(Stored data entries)
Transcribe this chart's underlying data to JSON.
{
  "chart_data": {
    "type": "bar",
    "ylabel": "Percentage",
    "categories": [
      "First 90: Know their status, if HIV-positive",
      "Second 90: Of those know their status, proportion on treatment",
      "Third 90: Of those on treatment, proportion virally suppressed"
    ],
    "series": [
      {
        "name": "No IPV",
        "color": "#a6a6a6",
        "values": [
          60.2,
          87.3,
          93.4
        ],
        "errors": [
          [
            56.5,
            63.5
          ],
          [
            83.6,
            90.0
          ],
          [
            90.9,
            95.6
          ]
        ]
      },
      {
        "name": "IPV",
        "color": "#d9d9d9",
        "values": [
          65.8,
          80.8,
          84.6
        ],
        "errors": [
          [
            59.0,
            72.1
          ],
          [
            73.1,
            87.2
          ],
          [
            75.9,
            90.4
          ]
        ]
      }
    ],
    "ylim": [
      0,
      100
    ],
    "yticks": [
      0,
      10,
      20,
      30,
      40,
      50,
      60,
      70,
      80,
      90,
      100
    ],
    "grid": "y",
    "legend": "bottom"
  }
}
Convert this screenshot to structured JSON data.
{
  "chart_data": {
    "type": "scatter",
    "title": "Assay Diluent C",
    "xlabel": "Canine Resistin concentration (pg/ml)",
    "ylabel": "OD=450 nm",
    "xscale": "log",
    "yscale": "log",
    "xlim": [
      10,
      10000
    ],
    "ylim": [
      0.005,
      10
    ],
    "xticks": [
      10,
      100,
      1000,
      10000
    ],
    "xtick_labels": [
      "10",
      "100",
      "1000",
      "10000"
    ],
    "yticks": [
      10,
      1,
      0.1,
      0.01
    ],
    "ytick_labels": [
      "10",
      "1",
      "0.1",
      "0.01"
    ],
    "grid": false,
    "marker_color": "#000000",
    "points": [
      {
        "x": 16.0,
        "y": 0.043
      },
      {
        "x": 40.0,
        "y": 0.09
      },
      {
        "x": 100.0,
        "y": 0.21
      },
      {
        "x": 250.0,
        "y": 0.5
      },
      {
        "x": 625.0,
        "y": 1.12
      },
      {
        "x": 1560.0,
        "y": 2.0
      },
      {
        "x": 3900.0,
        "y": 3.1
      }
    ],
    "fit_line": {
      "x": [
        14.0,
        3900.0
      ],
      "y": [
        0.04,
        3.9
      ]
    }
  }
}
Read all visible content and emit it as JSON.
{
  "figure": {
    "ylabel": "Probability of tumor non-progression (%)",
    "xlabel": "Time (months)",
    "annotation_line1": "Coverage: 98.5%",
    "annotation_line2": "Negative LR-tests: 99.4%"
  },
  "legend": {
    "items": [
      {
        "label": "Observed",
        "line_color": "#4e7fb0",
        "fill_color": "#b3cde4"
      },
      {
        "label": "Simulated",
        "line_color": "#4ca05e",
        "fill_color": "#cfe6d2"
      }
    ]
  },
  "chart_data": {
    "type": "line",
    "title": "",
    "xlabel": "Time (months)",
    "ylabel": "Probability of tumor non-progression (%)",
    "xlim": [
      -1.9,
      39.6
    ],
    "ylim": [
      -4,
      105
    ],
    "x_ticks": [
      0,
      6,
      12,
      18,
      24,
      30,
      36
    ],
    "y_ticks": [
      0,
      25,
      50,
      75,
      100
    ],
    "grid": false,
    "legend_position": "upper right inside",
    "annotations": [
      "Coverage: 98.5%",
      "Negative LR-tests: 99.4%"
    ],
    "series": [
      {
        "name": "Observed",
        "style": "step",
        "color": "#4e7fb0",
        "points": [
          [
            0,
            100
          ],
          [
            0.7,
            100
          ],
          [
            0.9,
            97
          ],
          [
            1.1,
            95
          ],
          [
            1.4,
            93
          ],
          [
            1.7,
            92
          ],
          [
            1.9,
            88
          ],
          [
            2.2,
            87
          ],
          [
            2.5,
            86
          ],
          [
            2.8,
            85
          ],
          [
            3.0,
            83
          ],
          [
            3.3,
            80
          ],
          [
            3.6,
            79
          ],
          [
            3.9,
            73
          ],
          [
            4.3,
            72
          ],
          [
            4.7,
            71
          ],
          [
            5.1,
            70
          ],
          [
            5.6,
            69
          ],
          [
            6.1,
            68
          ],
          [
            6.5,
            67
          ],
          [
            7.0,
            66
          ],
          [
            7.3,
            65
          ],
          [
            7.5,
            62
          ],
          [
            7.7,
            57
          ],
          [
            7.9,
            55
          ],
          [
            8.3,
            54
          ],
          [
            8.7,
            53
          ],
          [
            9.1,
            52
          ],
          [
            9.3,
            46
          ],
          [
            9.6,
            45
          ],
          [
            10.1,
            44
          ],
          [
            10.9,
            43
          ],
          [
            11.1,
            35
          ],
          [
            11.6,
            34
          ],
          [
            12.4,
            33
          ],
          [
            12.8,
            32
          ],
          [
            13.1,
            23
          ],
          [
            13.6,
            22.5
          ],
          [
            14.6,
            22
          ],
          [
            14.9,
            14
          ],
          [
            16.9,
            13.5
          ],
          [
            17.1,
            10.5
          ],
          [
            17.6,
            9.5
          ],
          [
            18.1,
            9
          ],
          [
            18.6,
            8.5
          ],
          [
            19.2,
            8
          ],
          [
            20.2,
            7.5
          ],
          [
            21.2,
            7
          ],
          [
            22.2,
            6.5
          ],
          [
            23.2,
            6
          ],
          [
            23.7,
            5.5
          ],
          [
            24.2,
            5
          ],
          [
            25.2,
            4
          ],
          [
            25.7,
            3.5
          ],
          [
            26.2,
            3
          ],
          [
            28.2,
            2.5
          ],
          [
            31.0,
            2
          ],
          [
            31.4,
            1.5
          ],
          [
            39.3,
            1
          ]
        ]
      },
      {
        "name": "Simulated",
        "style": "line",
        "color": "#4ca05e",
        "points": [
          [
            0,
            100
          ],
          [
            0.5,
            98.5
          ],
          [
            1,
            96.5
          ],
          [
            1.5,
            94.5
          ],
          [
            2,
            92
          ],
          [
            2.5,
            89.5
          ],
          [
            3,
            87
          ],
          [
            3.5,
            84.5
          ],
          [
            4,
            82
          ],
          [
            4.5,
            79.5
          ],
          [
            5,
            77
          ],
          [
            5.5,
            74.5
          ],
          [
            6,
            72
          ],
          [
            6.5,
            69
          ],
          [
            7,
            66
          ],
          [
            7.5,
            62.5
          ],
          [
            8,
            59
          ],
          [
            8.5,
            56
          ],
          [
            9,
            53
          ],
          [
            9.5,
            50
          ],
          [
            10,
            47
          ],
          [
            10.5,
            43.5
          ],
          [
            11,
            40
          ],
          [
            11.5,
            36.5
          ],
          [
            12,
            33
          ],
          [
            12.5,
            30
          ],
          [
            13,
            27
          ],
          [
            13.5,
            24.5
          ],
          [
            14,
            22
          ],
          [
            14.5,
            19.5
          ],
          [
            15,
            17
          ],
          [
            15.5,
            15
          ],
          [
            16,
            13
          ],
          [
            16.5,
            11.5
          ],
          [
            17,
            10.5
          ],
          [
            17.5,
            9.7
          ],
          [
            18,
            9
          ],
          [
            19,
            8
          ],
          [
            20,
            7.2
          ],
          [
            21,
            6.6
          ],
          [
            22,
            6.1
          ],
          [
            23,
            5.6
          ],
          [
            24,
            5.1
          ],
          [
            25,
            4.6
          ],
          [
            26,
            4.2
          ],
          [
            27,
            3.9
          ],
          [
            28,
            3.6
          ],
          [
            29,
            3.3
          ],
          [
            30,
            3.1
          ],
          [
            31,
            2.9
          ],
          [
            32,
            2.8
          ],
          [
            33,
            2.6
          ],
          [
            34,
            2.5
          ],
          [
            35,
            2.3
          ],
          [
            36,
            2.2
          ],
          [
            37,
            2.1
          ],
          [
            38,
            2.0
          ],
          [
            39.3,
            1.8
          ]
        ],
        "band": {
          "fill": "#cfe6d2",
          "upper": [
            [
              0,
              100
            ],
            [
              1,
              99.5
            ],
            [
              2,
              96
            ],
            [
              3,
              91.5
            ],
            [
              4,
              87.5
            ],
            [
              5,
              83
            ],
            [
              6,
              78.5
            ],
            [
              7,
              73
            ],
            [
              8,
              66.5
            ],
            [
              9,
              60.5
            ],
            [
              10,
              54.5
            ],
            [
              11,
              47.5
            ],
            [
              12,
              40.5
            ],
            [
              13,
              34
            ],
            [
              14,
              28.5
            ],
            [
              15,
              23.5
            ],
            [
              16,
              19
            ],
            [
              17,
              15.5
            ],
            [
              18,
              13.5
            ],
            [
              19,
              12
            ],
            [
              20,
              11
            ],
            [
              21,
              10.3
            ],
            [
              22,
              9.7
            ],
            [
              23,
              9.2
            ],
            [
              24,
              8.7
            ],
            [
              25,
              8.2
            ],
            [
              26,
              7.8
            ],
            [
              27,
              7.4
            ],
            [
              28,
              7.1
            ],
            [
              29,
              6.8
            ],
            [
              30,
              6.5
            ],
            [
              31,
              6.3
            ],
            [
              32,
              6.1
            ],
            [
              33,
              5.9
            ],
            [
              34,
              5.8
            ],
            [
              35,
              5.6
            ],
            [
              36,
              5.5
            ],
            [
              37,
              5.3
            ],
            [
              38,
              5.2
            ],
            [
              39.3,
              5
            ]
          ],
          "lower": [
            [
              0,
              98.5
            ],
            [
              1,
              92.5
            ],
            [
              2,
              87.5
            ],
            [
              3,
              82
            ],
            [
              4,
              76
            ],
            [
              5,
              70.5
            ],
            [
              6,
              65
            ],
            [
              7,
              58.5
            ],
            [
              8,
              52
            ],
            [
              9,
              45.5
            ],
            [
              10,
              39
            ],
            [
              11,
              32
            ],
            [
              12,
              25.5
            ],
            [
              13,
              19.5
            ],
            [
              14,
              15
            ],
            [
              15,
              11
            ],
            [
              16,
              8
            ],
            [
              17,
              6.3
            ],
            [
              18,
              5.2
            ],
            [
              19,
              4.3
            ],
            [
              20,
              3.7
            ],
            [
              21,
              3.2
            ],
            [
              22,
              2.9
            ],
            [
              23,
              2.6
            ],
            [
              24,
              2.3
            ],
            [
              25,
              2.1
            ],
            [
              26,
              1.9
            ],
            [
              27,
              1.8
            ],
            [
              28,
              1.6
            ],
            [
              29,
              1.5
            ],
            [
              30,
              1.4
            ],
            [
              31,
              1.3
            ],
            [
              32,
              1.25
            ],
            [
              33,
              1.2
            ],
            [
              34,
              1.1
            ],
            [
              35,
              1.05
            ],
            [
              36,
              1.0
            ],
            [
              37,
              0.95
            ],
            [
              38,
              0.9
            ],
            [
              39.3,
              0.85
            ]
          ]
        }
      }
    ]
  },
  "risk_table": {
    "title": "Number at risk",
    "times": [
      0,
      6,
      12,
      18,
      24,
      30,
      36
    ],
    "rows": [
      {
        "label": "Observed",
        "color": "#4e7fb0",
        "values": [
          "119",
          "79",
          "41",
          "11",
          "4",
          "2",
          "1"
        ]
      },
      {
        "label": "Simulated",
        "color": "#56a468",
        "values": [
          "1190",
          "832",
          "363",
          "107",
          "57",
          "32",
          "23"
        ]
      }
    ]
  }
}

» **ABOUT THIS EXERCISE**:
Wherever the string "tests" occurs in the records above, copy that line.

» **SOLUTION FOR THIS PROBLEM**:
    "annotation_line2": "Negative LR-tests: 99.4%"
      "Negative LR-tests: 99.4%"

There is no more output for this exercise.